* Begin LISTED RECORDS *
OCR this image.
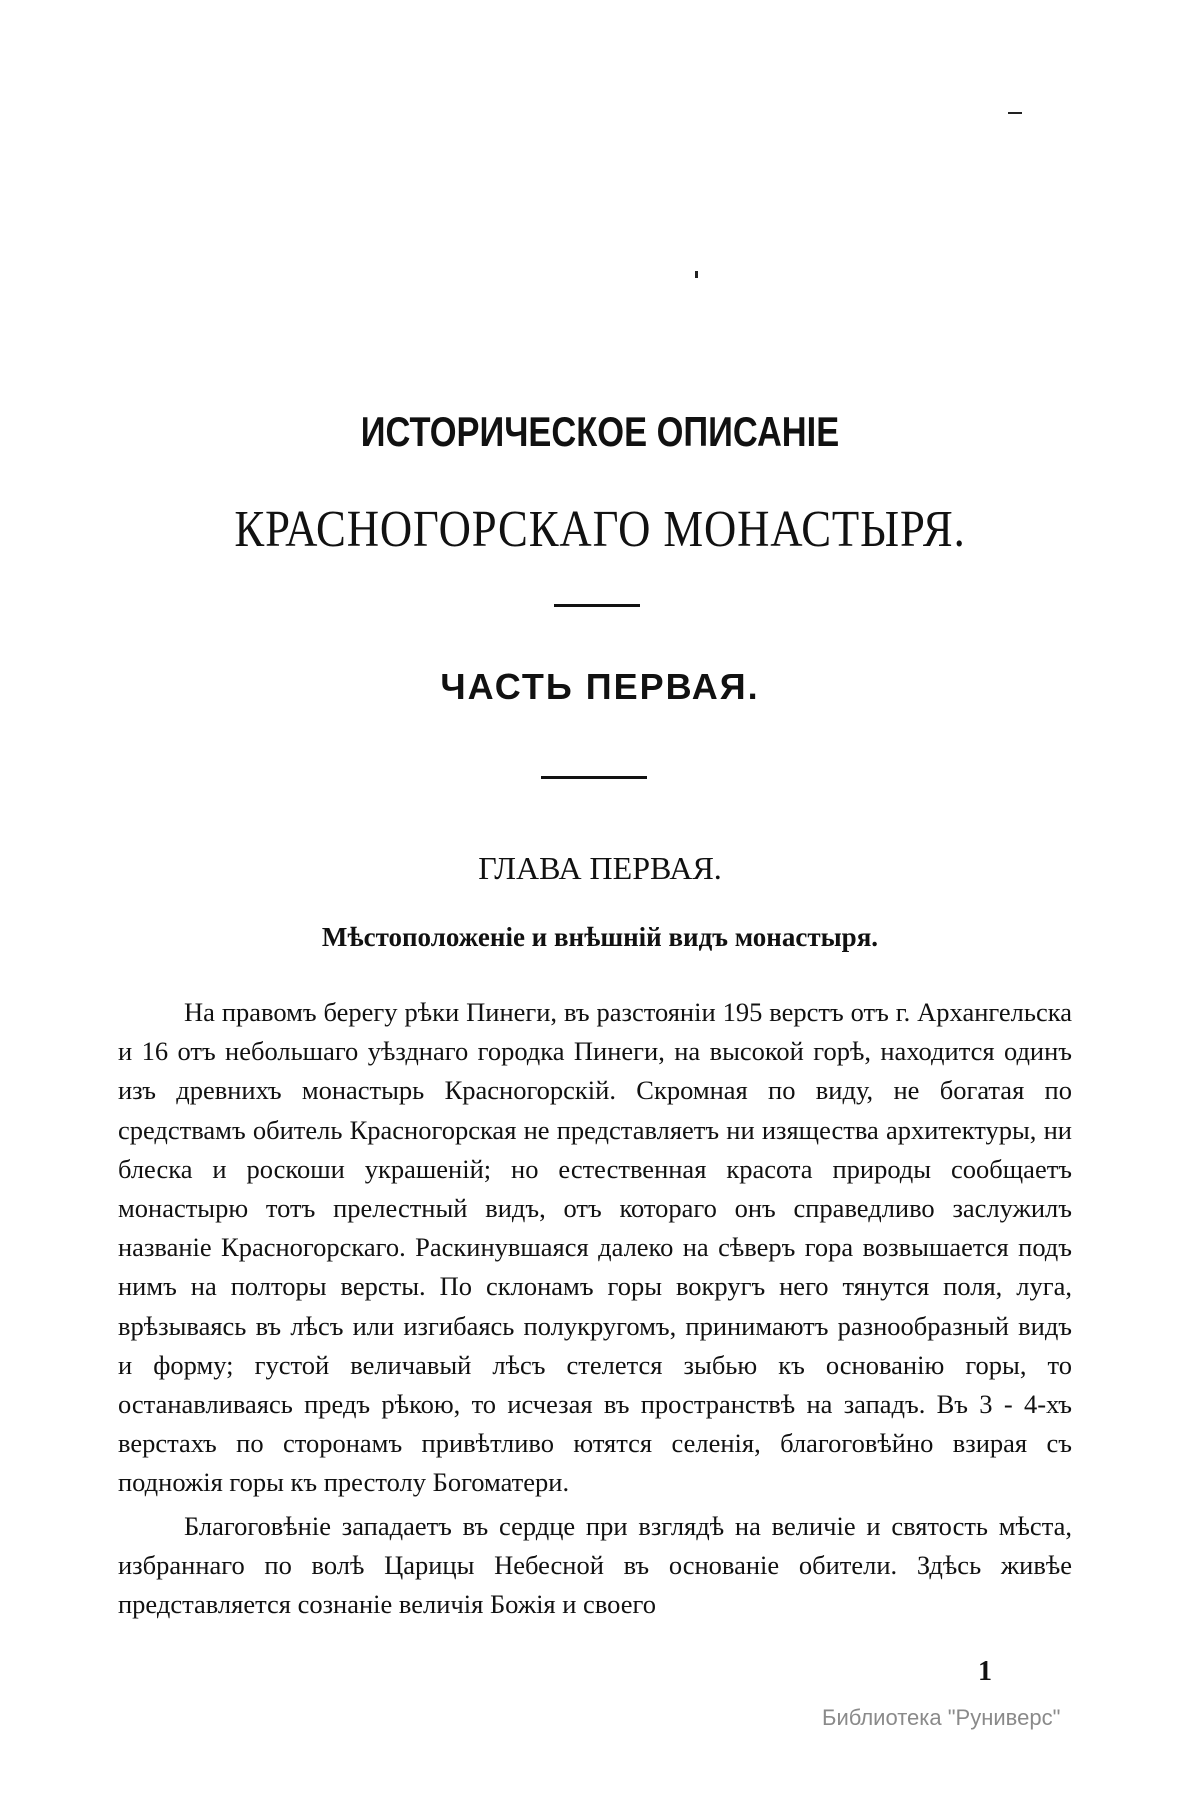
ИСТОРИЧЕСКОЕ ОПИСАНIЕ
КРАСНОГОРСКАГО МОНАСТЫРЯ.
ЧАСТЬ ПЕРВАЯ.
ГЛАВА ПЕРВАЯ.
Мѣстоположенiе и внѣшнiй видъ монастыря.

На правомъ берегу рѣки Пинеги, въ разстоянiи 195 верстъ отъ г. Архангельска и 16 отъ небольшаго уѣзднаго городка Пинеги, на высокой горѣ, находится одинъ изъ древнихъ монастырь Красногорскiй. Скромная по виду, не богатая по средствамъ обитель Красногорская не представляетъ ни изящества архитектуры, ни блеска и роскоши украшенiй; но естественная красота природы сообщаетъ монастырю тотъ прелестный видъ, отъ котораго онъ справедливо заслужилъ названiе Красногорскаго. Раскинувшаяся далеко на сѣверъ гора возвышается подъ нимъ на полторы версты. По склонамъ горы вокругъ него тянутся поля, луга, врѣзываясь въ лѣсъ или изгибаясь полукругомъ, принимаютъ разнообразный видъ и форму; густой величавый лѣсъ стелется зыбью къ основанiю горы, то останавливаясь предъ рѣкою, то исчезая въ пространствѣ на западъ. Въ 3 - 4-хъ верстахъ по сторонамъ привѣтливо ютятся селенiя, благоговѣйно взирая съ подножiя горы къ престолу Богоматери.

Благоговѣнiе западаетъ въ сердце при взглядѣ на величiе и святость мѣста, избраннаго по волѣ Царицы Небесной въ основанiе обители. Здѣсь живѣе представляется сознанiе величiя Божiя и своего

1
Библиотека "Руниверс"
* End LISTED RECORDS *
# AIM
Reproduce every entry word for word, but omit the pictures.

# FINAL RESULT
OCR this image.
ИСТОРИЧЕСКОЕ ОПИСАНIЕ
КРАСНОГОРСКАГО МОНАСТЫРЯ.
ЧАСТЬ ПЕРВАЯ.
ГЛАВА ПЕРВАЯ.
Мѣстоположенiе и внѣшнiй видъ монастыря.

На правомъ берегу рѣки Пинеги, въ разстоянiи 195 верстъ отъ г. Архангельска и 16 отъ небольшаго уѣзднаго городка Пинеги, на высокой горѣ, находится одинъ изъ древнихъ монастырь Красногорскiй. Скромная по виду, не богатая по средствамъ обитель Красногорская не представляетъ ни изящества архитектуры, ни блеска и роскоши украшенiй; но естественная красота природы сообщаетъ монастырю тотъ прелестный видъ, отъ котораго онъ справедливо заслужилъ названiе Красногорскаго. Раскинувшаяся далеко на сѣверъ гора возвышается подъ нимъ на полторы версты. По склонамъ горы вокругъ него тянутся поля, луга, врѣзываясь въ лѣсъ или изгибаясь полукругомъ, принимаютъ разнообразный видъ и форму; густой величавый лѣсъ стелется зыбью къ основанiю горы, то останавливаясь предъ рѣкою, то исчезая въ пространствѣ на западъ. Въ 3 - 4-хъ верстахъ по сторонамъ привѣтливо ютятся селенiя, благоговѣйно взирая съ подножiя горы къ престолу Богоматери.

Благоговѣнiе западаетъ въ сердце при взглядѣ на величiе и святость мѣста, избраннаго по волѣ Царицы Небесной въ основанiе обители. Здѣсь живѣе представляется сознанiе величiя Божiя и своего

1
Библиотека "Руниверс"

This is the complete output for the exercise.